The exercise
Return the listing lines starting at the line that contains "Text: └: └ — [317, 663, 323, 674]" and ending at the line that contains "Text: Seal Ring: Seal", reproduced verbatim and with both of those lines included.

Data entries
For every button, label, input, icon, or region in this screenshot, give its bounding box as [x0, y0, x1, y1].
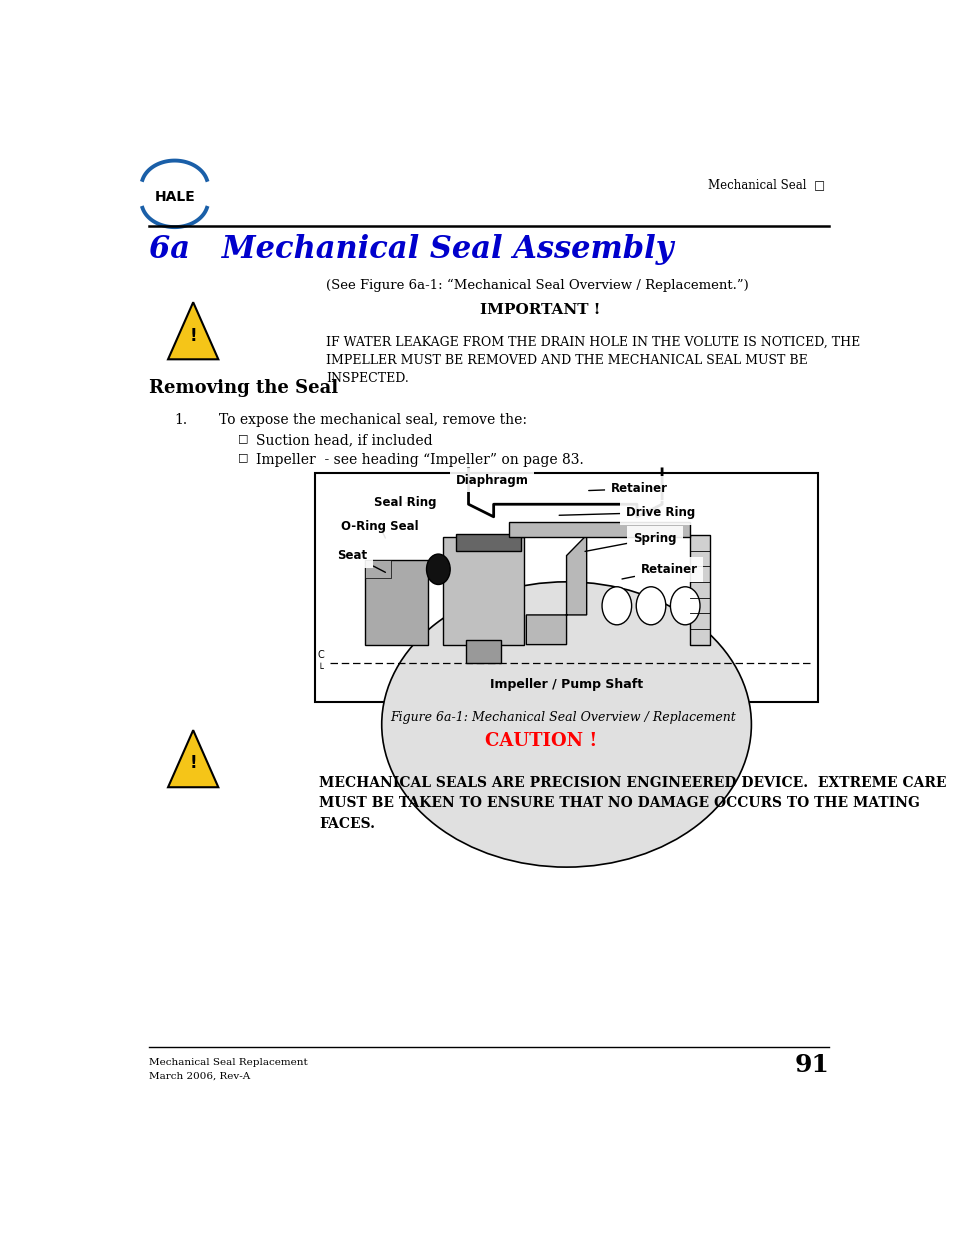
Text: └: └ — [317, 663, 323, 674]
Text: O-Ring Seal: O-Ring Seal — [341, 520, 418, 538]
Ellipse shape — [381, 582, 751, 867]
Text: !: ! — [190, 327, 196, 346]
Bar — [443, 537, 523, 645]
Text: MECHANICAL SEALS ARE PRECISION ENGINEERED DEVICE.  EXTREME CARE
MUST BE TAKEN TO: MECHANICAL SEALS ARE PRECISION ENGINEERE… — [318, 776, 945, 831]
Circle shape — [426, 555, 450, 584]
Text: Impeller  - see heading “Impeller” on page 83.: Impeller - see heading “Impeller” on pag… — [255, 452, 583, 467]
Text: Mechanical Seal Replacement: Mechanical Seal Replacement — [149, 1058, 307, 1067]
Circle shape — [670, 587, 700, 625]
Bar — [465, 640, 500, 663]
Bar — [456, 534, 520, 551]
Circle shape — [636, 587, 665, 625]
Circle shape — [601, 587, 631, 625]
Text: Mechanical Seal  □: Mechanical Seal □ — [707, 178, 824, 191]
Text: (See Figure 6a-1: “Mechanical Seal Overview / Replacement.”): (See Figure 6a-1: “Mechanical Seal Overv… — [326, 279, 748, 291]
Bar — [365, 561, 428, 645]
Text: Retainer: Retainer — [588, 482, 667, 495]
Text: IF WATER LEAKAGE FROM THE DRAIN HOLE IN THE VOLUTE IS NOTICED, THE
IMPELLER MUST: IF WATER LEAKAGE FROM THE DRAIN HOLE IN … — [326, 336, 860, 384]
Text: Figure 6a-1: Mechanical Seal Overview / Replacement: Figure 6a-1: Mechanical Seal Overview / … — [390, 711, 735, 724]
Text: Spring: Spring — [584, 531, 676, 551]
Text: Suction head, if included: Suction head, if included — [255, 433, 433, 447]
Bar — [689, 535, 709, 645]
Bar — [508, 522, 689, 537]
Text: Removing the Seal: Removing the Seal — [149, 379, 337, 396]
Polygon shape — [168, 303, 218, 359]
Text: □: □ — [237, 452, 248, 462]
Text: 6a   Mechanical Seal Assembly: 6a Mechanical Seal Assembly — [149, 235, 673, 266]
Text: CAUTION !: CAUTION ! — [484, 731, 597, 750]
Text: 91: 91 — [793, 1053, 828, 1077]
Polygon shape — [526, 535, 586, 645]
Text: Seal Ring: Seal Ring — [374, 496, 436, 509]
Text: Diaphragm: Diaphragm — [456, 473, 528, 487]
Text: !: ! — [190, 755, 196, 772]
Polygon shape — [168, 730, 218, 787]
Text: IMPORTANT !: IMPORTANT ! — [480, 303, 600, 317]
Text: □: □ — [237, 433, 248, 443]
Text: 1.: 1. — [174, 412, 188, 426]
Bar — [365, 561, 390, 578]
Text: Drive Ring: Drive Ring — [558, 506, 694, 519]
Text: C: C — [317, 650, 324, 659]
Text: March 2006, Rev-A: March 2006, Rev-A — [149, 1072, 250, 1081]
Text: Seat: Seat — [337, 548, 385, 572]
Bar — [314, 473, 817, 701]
Text: Impeller / Pump Shaft: Impeller / Pump Shaft — [490, 678, 642, 692]
Text: HALE: HALE — [154, 190, 194, 204]
Text: Retainer: Retainer — [621, 563, 697, 579]
Text: To expose the mechanical seal, remove the:: To expose the mechanical seal, remove th… — [219, 412, 526, 426]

Response below
Text: └: └ — [317, 663, 323, 674]
Text: O-Ring Seal: O-Ring Seal — [341, 520, 418, 538]
Ellipse shape — [381, 582, 751, 867]
Text: !: ! — [190, 327, 196, 346]
Bar — [443, 537, 523, 645]
Text: MECHANICAL SEALS ARE PRECISION ENGINEERED DEVICE.  EXTREME CARE
MUST BE TAKEN TO: MECHANICAL SEALS ARE PRECISION ENGINEERE… — [318, 776, 945, 831]
Circle shape — [426, 555, 450, 584]
Text: Impeller  - see heading “Impeller” on page 83.: Impeller - see heading “Impeller” on pag… — [255, 452, 583, 467]
Text: Mechanical Seal Replacement: Mechanical Seal Replacement — [149, 1058, 307, 1067]
Circle shape — [670, 587, 700, 625]
Bar — [465, 640, 500, 663]
Bar — [456, 534, 520, 551]
Circle shape — [636, 587, 665, 625]
Circle shape — [601, 587, 631, 625]
Text: Mechanical Seal  □: Mechanical Seal □ — [707, 178, 824, 191]
Text: (See Figure 6a-1: “Mechanical Seal Overview / Replacement.”): (See Figure 6a-1: “Mechanical Seal Overv… — [326, 279, 748, 291]
Bar — [365, 561, 428, 645]
Text: Retainer: Retainer — [588, 482, 667, 495]
Text: IF WATER LEAKAGE FROM THE DRAIN HOLE IN THE VOLUTE IS NOTICED, THE
IMPELLER MUST: IF WATER LEAKAGE FROM THE DRAIN HOLE IN … — [326, 336, 860, 384]
Text: Figure 6a-1: Mechanical Seal Overview / Replacement: Figure 6a-1: Mechanical Seal Overview / … — [390, 711, 735, 724]
Text: Spring: Spring — [584, 531, 676, 551]
Text: Suction head, if included: Suction head, if included — [255, 433, 433, 447]
Bar — [689, 535, 709, 645]
Bar — [508, 522, 689, 537]
Text: Removing the Seal: Removing the Seal — [149, 379, 337, 396]
Polygon shape — [168, 303, 218, 359]
Text: □: □ — [237, 452, 248, 462]
Text: 6a   Mechanical Seal Assembly: 6a Mechanical Seal Assembly — [149, 235, 673, 266]
Text: CAUTION !: CAUTION ! — [484, 731, 597, 750]
Text: 91: 91 — [793, 1053, 828, 1077]
Polygon shape — [526, 535, 586, 645]
Text: Seal Ring: Seal Ring — [374, 496, 436, 509]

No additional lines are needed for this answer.